┌─ Extracted entries

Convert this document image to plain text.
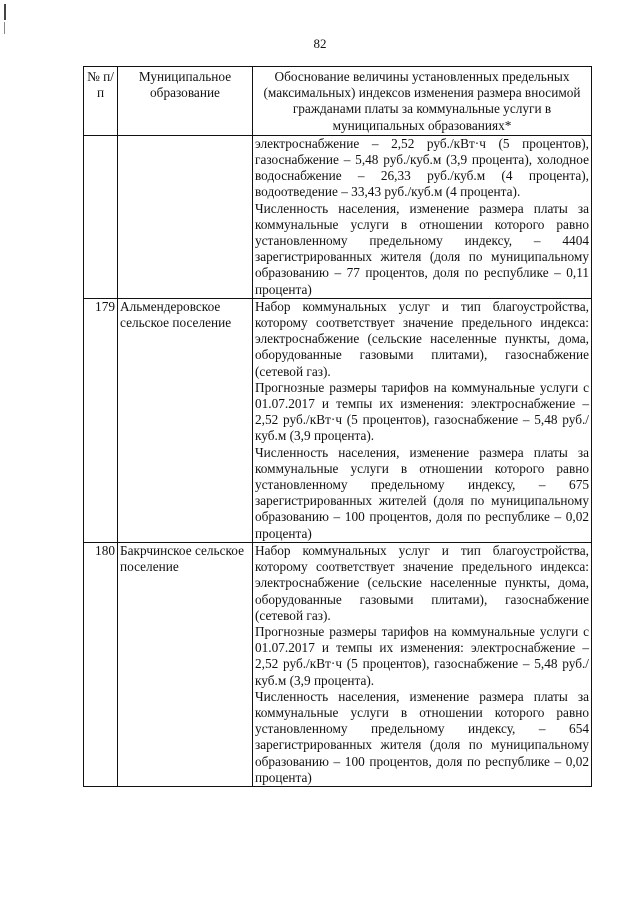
82
№ п/п	Муниципальное образование	Обоснование величины установленных предельных (максимальных) индексов изменения размера вносимой гражданами платы за коммунальные услуги в муниципальных образованиях*

		электроснабжение – 2,52 руб./кВт·ч (5 процентов), газоснабжение – 5,48 руб./куб.м (3,9 процента), холодное водоснабжение – 26,33 руб./куб.м (4 процента), водоотведение – 33,43 руб./куб.м (4 процента).

Численность населения, изменение размера платы за коммунальные услуги в отношении которого равно установленному предельному индексу, – 4404 зарегистрированных жителя (доля по муниципальному образованию – 77 процентов, доля по республике – 0,11 процента)

179	Альмендеровское сельское поселение	Набор коммунальных услуг и тип благоустройства, которому соответствует значение предельного индекса: электроснабжение (сельские населенные пункты, дома, оборудованные газовыми плитами), газоснабжение (сетевой газ).

Прогнозные размеры тарифов на коммунальные услуги с 01.07.2017 и темпы их изменения: электроснабжение – 2,52 руб./кВт·ч (5 процентов), газоснабжение – 5,48 руб./куб.м (3,9 процента).

Численность населения, изменение размера платы за коммунальные услуги в отношении которого равно установленному предельному индексу, – 675 зарегистрированных жителей (доля по муниципальному образованию – 100 процентов, доля по республике – 0,02 процента)

180	Бакрчинское сельское поселение	Набор коммунальных услуг и тип благоустройства, которому соответствует значение предельного индекса: электроснабжение (сельские населенные пункты, дома, оборудованные газовыми плитами), газоснабжение (сетевой газ).

Прогнозные размеры тарифов на коммунальные услуги с 01.07.2017 и темпы их изменения: электроснабжение – 2,52 руб./кВт·ч (5 процентов), газоснабжение – 5,48 руб./куб.м (3,9 процента).

Численность населения, изменение размера платы за коммунальные услуги в отношении которого равно установленному предельному индексу, – 654 зарегистрированных жителя (доля по муниципальному образованию – 100 процентов, доля по республике – 0,02 процента)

└─

Task to carry out — Please set down each line of the data above exactly as written, without the pictures.

Solution below —
Convert this document image to plain text.
82
№ п/п	Муниципальное образование	Обоснование величины установленных предельных (максимальных) индексов изменения размера вносимой гражданами платы за коммунальные услуги в муниципальных образованиях*

		электроснабжение – 2,52 руб./кВт·ч (5 процентов), газоснабжение – 5,48 руб./куб.м (3,9 процента), холодное водоснабжение – 26,33 руб./куб.м (4 процента), водоотведение – 33,43 руб./куб.м (4 процента).

Численность населения, изменение размера платы за коммунальные услуги в отношении которого равно установленному предельному индексу, – 4404 зарегистрированных жителя (доля по муниципальному образованию – 77 процентов, доля по республике – 0,11 процента)

179	Альмендеровское сельское поселение	Набор коммунальных услуг и тип благоустройства, которому соответствует значение предельного индекса: электроснабжение (сельские населенные пункты, дома, оборудованные газовыми плитами), газоснабжение (сетевой газ).

Прогнозные размеры тарифов на коммунальные услуги с 01.07.2017 и темпы их изменения: электроснабжение – 2,52 руб./кВт·ч (5 процентов), газоснабжение – 5,48 руб./куб.м (3,9 процента).

Численность населения, изменение размера платы за коммунальные услуги в отношении которого равно установленному предельному индексу, – 675 зарегистрированных жителей (доля по муниципальному образованию – 100 процентов, доля по республике – 0,02 процента)

180	Бакрчинское сельское поселение	Набор коммунальных услуг и тип благоустройства, которому соответствует значение предельного индекса: электроснабжение (сельские населенные пункты, дома, оборудованные газовыми плитами), газоснабжение (сетевой газ).

Прогнозные размеры тарифов на коммунальные услуги с 01.07.2017 и темпы их изменения: электроснабжение – 2,52 руб./кВт·ч (5 процентов), газоснабжение – 5,48 руб./куб.м (3,9 процента).

Численность населения, изменение размера платы за коммунальные услуги в отношении которого равно установленному предельному индексу, – 654 зарегистрированных жителя (доля по муниципальному образованию – 100 процентов, доля по республике – 0,02 процента)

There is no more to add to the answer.